→ Written exercise:
Using the listing below, report all lines holding the word "bbls".
[BEGIN]
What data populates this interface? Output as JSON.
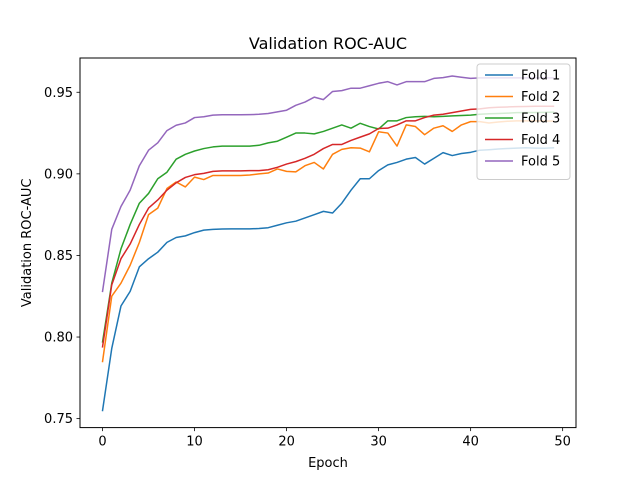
{
  "chart_data": {
    "type": "line",
    "title": "Validation ROC-AUC",
    "xlabel": "Epoch",
    "ylabel": "Validation ROC-AUC",
    "xlim": [
      -2.45,
      51.45
    ],
    "ylim": [
      0.7445,
      0.971
    ],
    "xticks": [
      0,
      10,
      20,
      30,
      40,
      50
    ],
    "xtick_labels": [
      "0",
      "10",
      "20",
      "30",
      "40",
      "50"
    ],
    "yticks": [
      0.75,
      0.8,
      0.85,
      0.9,
      0.95
    ],
    "ytick_labels": [
      "0.75",
      "0.80",
      "0.85",
      "0.90",
      "0.95"
    ],
    "grid": false,
    "legend_position": "top-right",
    "x": [
      0,
      1,
      2,
      3,
      4,
      5,
      6,
      7,
      8,
      9,
      10,
      11,
      12,
      13,
      14,
      15,
      16,
      17,
      18,
      19,
      20,
      21,
      22,
      23,
      24,
      25,
      26,
      27,
      28,
      29,
      30,
      31,
      32,
      33,
      34,
      35,
      36,
      37,
      38,
      39,
      40,
      41,
      42,
      43,
      44,
      45,
      46,
      47,
      48,
      49
    ],
    "series": [
      {
        "name": "Fold 1",
        "color": "#1f77b4",
        "values": [
          0.755,
          0.793,
          0.819,
          0.828,
          0.843,
          0.848,
          0.852,
          0.858,
          0.861,
          0.862,
          0.864,
          0.8655,
          0.866,
          0.8662,
          0.8663,
          0.8663,
          0.8663,
          0.8665,
          0.867,
          0.8685,
          0.87,
          0.871,
          0.873,
          0.875,
          0.877,
          0.876,
          0.882,
          0.89,
          0.897,
          0.897,
          0.902,
          0.9055,
          0.907,
          0.909,
          0.91,
          0.906,
          0.9095,
          0.913,
          0.9112,
          0.9125,
          0.9132,
          0.9145,
          0.9148,
          0.9152,
          0.9155,
          0.9158,
          0.916,
          0.9158,
          0.9157,
          0.916
        ]
      },
      {
        "name": "Fold 2",
        "color": "#ff7f0e",
        "values": [
          0.785,
          0.825,
          0.833,
          0.844,
          0.858,
          0.875,
          0.879,
          0.891,
          0.895,
          0.892,
          0.898,
          0.8965,
          0.899,
          0.899,
          0.899,
          0.899,
          0.8993,
          0.9,
          0.9005,
          0.903,
          0.9015,
          0.9012,
          0.905,
          0.907,
          0.903,
          0.912,
          0.915,
          0.916,
          0.9158,
          0.9135,
          0.9258,
          0.925,
          0.917,
          0.93,
          0.929,
          0.924,
          0.928,
          0.9295,
          0.926,
          0.93,
          0.932,
          0.932,
          0.9312,
          0.9318,
          0.9322,
          0.9325,
          0.9325,
          0.9325,
          0.9324,
          0.9323
        ]
      },
      {
        "name": "Fold 3",
        "color": "#2ca02c",
        "values": [
          0.797,
          0.833,
          0.854,
          0.869,
          0.882,
          0.888,
          0.897,
          0.901,
          0.909,
          0.912,
          0.914,
          0.9155,
          0.9165,
          0.917,
          0.917,
          0.917,
          0.917,
          0.9175,
          0.919,
          0.92,
          0.9225,
          0.925,
          0.925,
          0.9245,
          0.926,
          0.928,
          0.93,
          0.928,
          0.931,
          0.929,
          0.9275,
          0.9325,
          0.9325,
          0.9345,
          0.935,
          0.9352,
          0.935,
          0.9352,
          0.9355,
          0.9358,
          0.936,
          0.9365,
          0.9368,
          0.937,
          0.9372,
          0.9375,
          0.9375,
          0.9376,
          0.9377,
          0.9378
        ]
      },
      {
        "name": "Fold 4",
        "color": "#d62728",
        "values": [
          0.794,
          0.832,
          0.848,
          0.857,
          0.869,
          0.879,
          0.884,
          0.89,
          0.8945,
          0.8978,
          0.8995,
          0.9003,
          0.9015,
          0.9018,
          0.9018,
          0.9018,
          0.902,
          0.902,
          0.9025,
          0.904,
          0.906,
          0.9075,
          0.9095,
          0.912,
          0.9155,
          0.918,
          0.918,
          0.9205,
          0.9225,
          0.9245,
          0.9278,
          0.928,
          0.93,
          0.9325,
          0.9325,
          0.9345,
          0.936,
          0.9365,
          0.9375,
          0.9385,
          0.9395,
          0.9398,
          0.9405,
          0.9408,
          0.941,
          0.9412,
          0.9413,
          0.9414,
          0.9414,
          0.9414
        ]
      },
      {
        "name": "Fold 5",
        "color": "#9467bd",
        "values": [
          0.828,
          0.866,
          0.88,
          0.89,
          0.905,
          0.9145,
          0.919,
          0.9265,
          0.9298,
          0.9312,
          0.9345,
          0.935,
          0.936,
          0.9362,
          0.9362,
          0.9362,
          0.9363,
          0.9365,
          0.937,
          0.938,
          0.939,
          0.942,
          0.944,
          0.947,
          0.9455,
          0.9505,
          0.951,
          0.9525,
          0.9525,
          0.954,
          0.9555,
          0.9565,
          0.9545,
          0.9565,
          0.9565,
          0.9565,
          0.9585,
          0.959,
          0.96,
          0.9592,
          0.9585,
          0.9588,
          0.9588,
          0.9588,
          0.9588,
          0.9588,
          0.9588,
          0.9588,
          0.9588,
          0.9588
        ]
      }
    ]
  }
}
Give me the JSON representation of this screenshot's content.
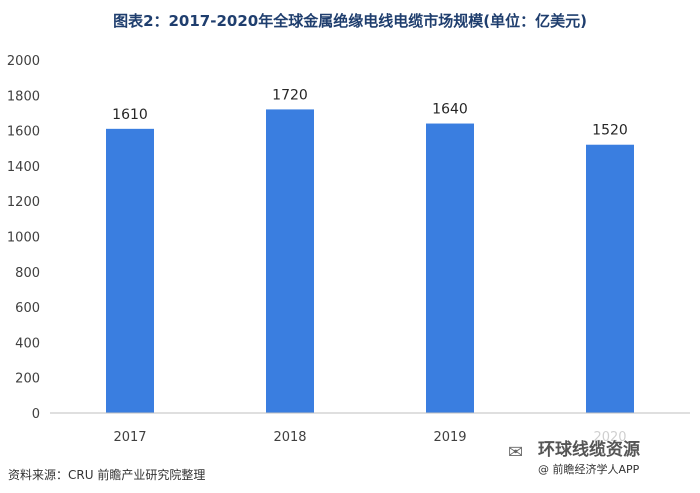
{
  "chart_data": {
    "type": "bar",
    "title": "图表2：2017-2020年全球金属绝缘电线电缆市场规模(单位：亿美元)",
    "categories": [
      "2017",
      "2018",
      "2019",
      "2020"
    ],
    "values": [
      1610,
      1720,
      1640,
      1520
    ],
    "data_labels": [
      "1610",
      "1720",
      "1640",
      "1520"
    ],
    "ylim": [
      0,
      2000
    ],
    "yticks": [
      0,
      200,
      400,
      600,
      800,
      1000,
      1200,
      1400,
      1600,
      1800,
      2000
    ],
    "grid": false,
    "bar_color": "#3a7ee0"
  },
  "footer": {
    "source": "资料来源：CRU 前瞻产业研究院整理",
    "watermark_name": "环球线缆资源",
    "watermark_sub": "@ 前瞻经济学人APP",
    "watermark_icon": "wechat-icon"
  }
}
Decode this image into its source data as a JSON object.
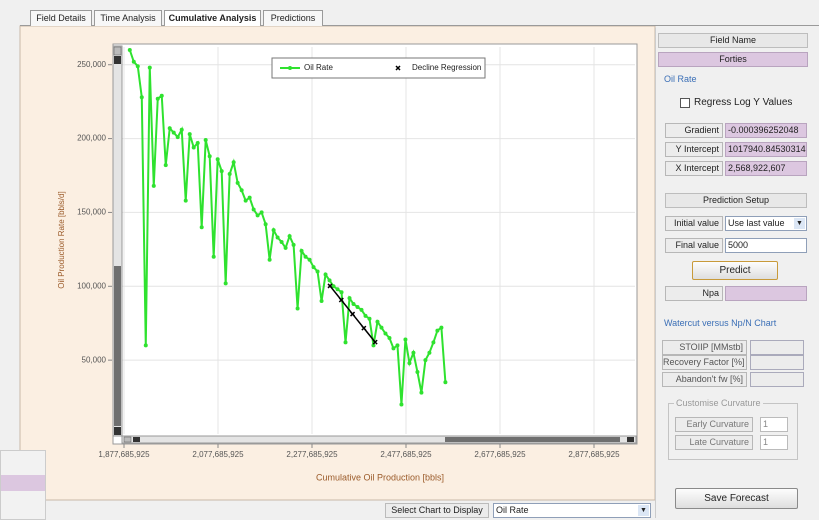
{
  "tabs": [
    "Field Details",
    "Time Analysis",
    "Cumulative Analysis",
    "Predictions"
  ],
  "chart_data": {
    "type": "line",
    "xlabel": "Cumulative Oil Production [bbls]",
    "ylabel": "Oil Production Rate [bbls/d]",
    "xlim": [
      1873430000,
      2964900000
    ],
    "ylim": [
      0,
      262000
    ],
    "xticks": [
      {
        "value": 1877685925,
        "label": "1,877,685,925"
      },
      {
        "value": 2077685925,
        "label": "2,077,685,925"
      },
      {
        "value": 2277685925,
        "label": "2,277,685,925"
      },
      {
        "value": 2477685925,
        "label": "2,477,685,925"
      },
      {
        "value": 2677685925,
        "label": "2,677,685,925"
      },
      {
        "value": 2877685925,
        "label": "2,877,685,925"
      }
    ],
    "yticks": [
      {
        "value": 50000,
        "label": "50,000"
      },
      {
        "value": 100000,
        "label": "100,000"
      },
      {
        "value": 150000,
        "label": "150,000"
      },
      {
        "value": 200000,
        "label": "200,000"
      },
      {
        "value": 250000,
        "label": "250,000"
      }
    ],
    "grid": true,
    "legend": "top",
    "series": [
      {
        "name": "Oil Rate",
        "color": "#2fe22f",
        "marker": "circle",
        "x": [
          1890000000,
          1898500000,
          1907000000,
          1915500000,
          1924000000,
          1932500000,
          1941000000,
          1949500000,
          1958000000,
          1966500000,
          1975000000,
          1983500000,
          1992000000,
          2000500000,
          2009000000,
          2017500000,
          2026000000,
          2034500000,
          2043000000,
          2051500000,
          2060000000,
          2068500000,
          2077000000,
          2085500000,
          2094000000,
          2102500000,
          2111000000,
          2119500000,
          2128000000,
          2136500000,
          2145000000,
          2153500000,
          2162000000,
          2170500000,
          2179000000,
          2187500000,
          2196000000,
          2204500000,
          2213000000,
          2221500000,
          2230000000,
          2238500000,
          2247000000,
          2255500000,
          2264000000,
          2272500000,
          2281000000,
          2289500000,
          2298000000,
          2306500000,
          2315000000,
          2323500000,
          2332000000,
          2340500000,
          2349000000,
          2357500000,
          2366000000,
          2374500000,
          2383000000,
          2391500000,
          2400000000,
          2408500000,
          2417000000,
          2425500000,
          2434000000,
          2442500000,
          2451000000,
          2459500000,
          2468000000,
          2476500000,
          2485000000,
          2493500000,
          2502000000,
          2510500000,
          2519000000,
          2527500000,
          2536000000,
          2544500000,
          2553000000,
          2561500000
        ],
        "values": [
          260000,
          252000,
          249000,
          228000,
          60000,
          248000,
          168000,
          227000,
          229000,
          182000,
          207000,
          204000,
          201000,
          206000,
          158000,
          203000,
          194000,
          197000,
          140000,
          199000,
          188000,
          120000,
          186000,
          178000,
          102000,
          176000,
          184000,
          170000,
          165000,
          158000,
          160000,
          152000,
          148000,
          150000,
          142000,
          118000,
          138000,
          133000,
          130000,
          126000,
          134000,
          128000,
          85000,
          124000,
          120000,
          118000,
          113000,
          110000,
          90000,
          108000,
          104000,
          100000,
          98000,
          96000,
          62000,
          92000,
          88000,
          86000,
          84000,
          80000,
          78000,
          60000,
          76000,
          72000,
          68000,
          65000,
          58000,
          60000,
          20000,
          64000,
          48000,
          55000,
          42000,
          28000,
          50000,
          55000,
          62000,
          70000,
          72000,
          35000
        ]
      },
      {
        "name": "Decline Regression",
        "color": "#000000",
        "marker": "x",
        "x": [
          2316000000,
          2340000000,
          2364000000,
          2388000000,
          2412000000
        ],
        "values": [
          100220,
          90710,
          81200,
          71690,
          62180
        ]
      }
    ]
  },
  "right_panel": {
    "field_name_label": "Field Name",
    "field_name": "Forties",
    "oil_rate_group": "Oil Rate",
    "regress_checkbox": "Regress Log Y Values",
    "gradient_label": "Gradient",
    "gradient": "-0.000396252048",
    "y_intercept_label": "Y Intercept",
    "y_intercept": "1017940.8453031400",
    "x_intercept_label": "X Intercept",
    "x_intercept": "2,568,922,607",
    "prediction_setup": "Prediction Setup",
    "initial_value_label": "Initial value",
    "initial_value": "Use last value",
    "final_value_label": "Final value",
    "final_value": "5000",
    "predict_button": "Predict",
    "npa_label": "Npa",
    "watercut_group": "Watercut versus Np/N Chart",
    "stoiip_label": "STOIIP [MMstb]",
    "recovery_factor_label": "Recovery Factor [%]",
    "abandon_fw_label": "Abandon't fw [%]",
    "customise_group": "Customise Curvature",
    "early_curvature_label": "Early Curvature",
    "early_curvature": "1",
    "late_curvature_label": "Late Curvature",
    "late_curvature": "1",
    "save_button": "Save Forecast"
  },
  "bottom": {
    "select_label": "Select Chart to Display",
    "selected_chart": "Oil Rate"
  }
}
[END]
→ Finished task:
    "xlabel": "Cumulative Oil Production [bbls]",
    "ylabel": "Oil Production Rate [bbls/d]",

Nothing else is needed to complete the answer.